Exercise instructions
Render the material as a numbered list, from its first line up to and including the line that contains "tweet-card: Marta Ecca". Leave out any blank lines.

** Begin Provided records **

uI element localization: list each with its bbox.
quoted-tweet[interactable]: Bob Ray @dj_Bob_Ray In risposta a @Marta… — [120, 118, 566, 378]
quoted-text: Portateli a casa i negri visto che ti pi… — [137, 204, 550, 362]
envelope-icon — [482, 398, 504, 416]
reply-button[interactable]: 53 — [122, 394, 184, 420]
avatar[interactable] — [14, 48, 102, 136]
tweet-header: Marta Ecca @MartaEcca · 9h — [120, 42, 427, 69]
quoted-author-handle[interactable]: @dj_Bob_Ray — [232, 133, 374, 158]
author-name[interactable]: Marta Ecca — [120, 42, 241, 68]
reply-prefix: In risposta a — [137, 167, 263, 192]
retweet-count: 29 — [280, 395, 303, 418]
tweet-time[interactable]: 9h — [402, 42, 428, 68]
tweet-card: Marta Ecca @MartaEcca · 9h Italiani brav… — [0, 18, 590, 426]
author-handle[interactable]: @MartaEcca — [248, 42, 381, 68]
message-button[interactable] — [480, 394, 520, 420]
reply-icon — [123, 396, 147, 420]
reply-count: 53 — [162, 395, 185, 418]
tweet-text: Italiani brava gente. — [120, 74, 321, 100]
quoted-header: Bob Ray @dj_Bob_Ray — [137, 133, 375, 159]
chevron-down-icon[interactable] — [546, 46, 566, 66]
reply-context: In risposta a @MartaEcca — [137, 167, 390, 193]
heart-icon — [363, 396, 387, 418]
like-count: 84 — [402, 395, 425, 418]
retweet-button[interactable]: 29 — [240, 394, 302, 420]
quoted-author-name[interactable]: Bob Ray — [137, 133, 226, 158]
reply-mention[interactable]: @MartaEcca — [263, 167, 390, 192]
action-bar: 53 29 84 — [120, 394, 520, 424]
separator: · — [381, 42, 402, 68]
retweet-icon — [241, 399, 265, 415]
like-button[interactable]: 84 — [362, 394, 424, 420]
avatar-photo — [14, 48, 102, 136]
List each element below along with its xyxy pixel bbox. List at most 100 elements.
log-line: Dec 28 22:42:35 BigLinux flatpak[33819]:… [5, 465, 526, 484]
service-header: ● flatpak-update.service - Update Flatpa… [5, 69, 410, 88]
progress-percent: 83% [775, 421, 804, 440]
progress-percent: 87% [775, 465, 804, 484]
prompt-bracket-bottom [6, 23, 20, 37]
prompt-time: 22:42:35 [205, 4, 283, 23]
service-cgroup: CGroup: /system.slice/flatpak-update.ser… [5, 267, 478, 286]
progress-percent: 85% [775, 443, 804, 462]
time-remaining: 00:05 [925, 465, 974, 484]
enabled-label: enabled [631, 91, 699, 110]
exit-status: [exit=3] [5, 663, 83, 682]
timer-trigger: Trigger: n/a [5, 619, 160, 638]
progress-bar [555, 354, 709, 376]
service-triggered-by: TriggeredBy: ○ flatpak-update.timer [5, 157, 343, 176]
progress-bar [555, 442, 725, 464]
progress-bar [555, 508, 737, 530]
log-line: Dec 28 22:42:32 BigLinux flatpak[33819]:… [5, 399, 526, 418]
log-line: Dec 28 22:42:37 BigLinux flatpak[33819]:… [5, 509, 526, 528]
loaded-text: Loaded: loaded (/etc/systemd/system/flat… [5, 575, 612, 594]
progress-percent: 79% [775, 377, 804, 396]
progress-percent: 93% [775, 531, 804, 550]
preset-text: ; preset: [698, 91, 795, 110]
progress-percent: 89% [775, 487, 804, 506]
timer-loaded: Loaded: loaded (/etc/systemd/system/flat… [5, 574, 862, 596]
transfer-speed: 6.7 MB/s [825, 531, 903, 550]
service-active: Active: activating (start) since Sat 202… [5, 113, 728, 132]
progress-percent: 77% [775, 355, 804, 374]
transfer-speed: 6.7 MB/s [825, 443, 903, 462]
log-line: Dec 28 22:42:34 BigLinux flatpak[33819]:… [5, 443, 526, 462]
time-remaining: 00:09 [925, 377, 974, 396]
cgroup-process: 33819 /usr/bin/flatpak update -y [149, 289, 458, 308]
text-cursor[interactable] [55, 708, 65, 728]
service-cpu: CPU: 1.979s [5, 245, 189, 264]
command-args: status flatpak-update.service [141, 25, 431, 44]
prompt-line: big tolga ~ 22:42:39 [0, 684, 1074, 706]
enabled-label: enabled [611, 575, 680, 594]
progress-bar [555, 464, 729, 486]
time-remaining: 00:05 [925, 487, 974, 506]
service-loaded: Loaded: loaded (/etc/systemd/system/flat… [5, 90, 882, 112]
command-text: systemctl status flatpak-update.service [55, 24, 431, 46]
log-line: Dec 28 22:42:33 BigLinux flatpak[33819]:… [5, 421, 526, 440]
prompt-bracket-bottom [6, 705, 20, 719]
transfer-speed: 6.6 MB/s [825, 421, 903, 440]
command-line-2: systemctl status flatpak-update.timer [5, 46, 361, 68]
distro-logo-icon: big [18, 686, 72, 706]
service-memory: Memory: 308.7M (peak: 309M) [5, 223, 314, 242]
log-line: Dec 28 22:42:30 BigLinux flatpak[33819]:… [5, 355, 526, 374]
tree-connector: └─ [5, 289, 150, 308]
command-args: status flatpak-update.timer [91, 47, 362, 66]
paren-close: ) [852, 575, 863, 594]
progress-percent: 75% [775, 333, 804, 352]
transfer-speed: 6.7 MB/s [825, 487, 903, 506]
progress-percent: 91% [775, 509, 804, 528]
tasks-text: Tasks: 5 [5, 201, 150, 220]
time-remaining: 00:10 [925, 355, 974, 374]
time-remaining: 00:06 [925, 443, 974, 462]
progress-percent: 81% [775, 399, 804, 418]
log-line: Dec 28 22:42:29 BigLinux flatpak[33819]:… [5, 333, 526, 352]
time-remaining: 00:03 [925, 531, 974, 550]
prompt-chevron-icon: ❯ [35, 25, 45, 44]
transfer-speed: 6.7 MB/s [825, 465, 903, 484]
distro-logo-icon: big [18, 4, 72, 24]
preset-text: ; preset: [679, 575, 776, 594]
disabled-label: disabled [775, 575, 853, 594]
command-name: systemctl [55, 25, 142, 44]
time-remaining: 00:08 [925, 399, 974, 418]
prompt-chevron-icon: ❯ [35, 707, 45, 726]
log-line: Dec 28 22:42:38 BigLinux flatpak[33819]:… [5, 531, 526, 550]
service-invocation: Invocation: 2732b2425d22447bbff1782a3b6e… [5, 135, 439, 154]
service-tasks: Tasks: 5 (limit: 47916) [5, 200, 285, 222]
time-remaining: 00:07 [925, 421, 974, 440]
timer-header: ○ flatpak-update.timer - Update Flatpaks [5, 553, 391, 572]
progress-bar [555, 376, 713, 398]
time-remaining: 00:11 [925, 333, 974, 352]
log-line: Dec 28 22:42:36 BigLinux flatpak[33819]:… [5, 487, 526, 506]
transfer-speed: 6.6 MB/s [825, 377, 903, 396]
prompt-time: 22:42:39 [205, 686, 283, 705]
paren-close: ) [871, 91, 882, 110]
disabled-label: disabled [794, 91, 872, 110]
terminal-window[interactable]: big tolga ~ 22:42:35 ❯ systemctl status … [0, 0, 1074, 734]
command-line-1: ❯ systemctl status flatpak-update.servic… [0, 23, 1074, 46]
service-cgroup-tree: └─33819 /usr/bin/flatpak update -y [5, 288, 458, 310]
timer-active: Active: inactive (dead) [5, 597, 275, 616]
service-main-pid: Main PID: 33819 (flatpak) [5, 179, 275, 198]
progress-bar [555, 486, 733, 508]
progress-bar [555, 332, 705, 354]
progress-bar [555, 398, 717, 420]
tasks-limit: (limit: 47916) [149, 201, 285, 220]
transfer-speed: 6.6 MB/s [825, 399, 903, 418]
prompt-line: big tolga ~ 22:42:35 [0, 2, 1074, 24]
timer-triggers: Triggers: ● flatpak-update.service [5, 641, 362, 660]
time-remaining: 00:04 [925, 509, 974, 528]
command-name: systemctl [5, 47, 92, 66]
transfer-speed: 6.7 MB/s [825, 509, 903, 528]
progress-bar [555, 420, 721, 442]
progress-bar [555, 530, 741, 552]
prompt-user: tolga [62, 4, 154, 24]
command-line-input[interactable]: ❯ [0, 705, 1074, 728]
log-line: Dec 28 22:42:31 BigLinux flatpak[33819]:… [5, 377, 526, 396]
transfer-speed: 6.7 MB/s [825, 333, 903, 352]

** End Provided records **

Reply
1. uI element localization: list each with its bbox.
2. quoted-tweet[interactable]: Bob Ray @dj_Bob_Ray In risposta a @Marta… — [120, 118, 566, 378]
3. quoted-text: Portateli a casa i negri visto che ti pi… — [137, 204, 550, 362]
4. envelope-icon — [482, 398, 504, 416]
5. reply-button[interactable]: 53 — [122, 394, 184, 420]
6. avatar[interactable] — [14, 48, 102, 136]
7. tweet-header: Marta Ecca @MartaEcca · 9h — [120, 42, 427, 69]
8. quoted-author-handle[interactable]: @dj_Bob_Ray — [232, 133, 374, 158]
9. author-name[interactable]: Marta Ecca — [120, 42, 241, 68]
10. reply-prefix: In risposta a — [137, 167, 263, 192]
11. retweet-count: 29 — [280, 395, 303, 418]
12. tweet-time[interactable]: 9h — [402, 42, 428, 68]
13. tweet-card: Marta Ecca @MartaEcca · 9h Italiani brav… — [0, 18, 590, 426]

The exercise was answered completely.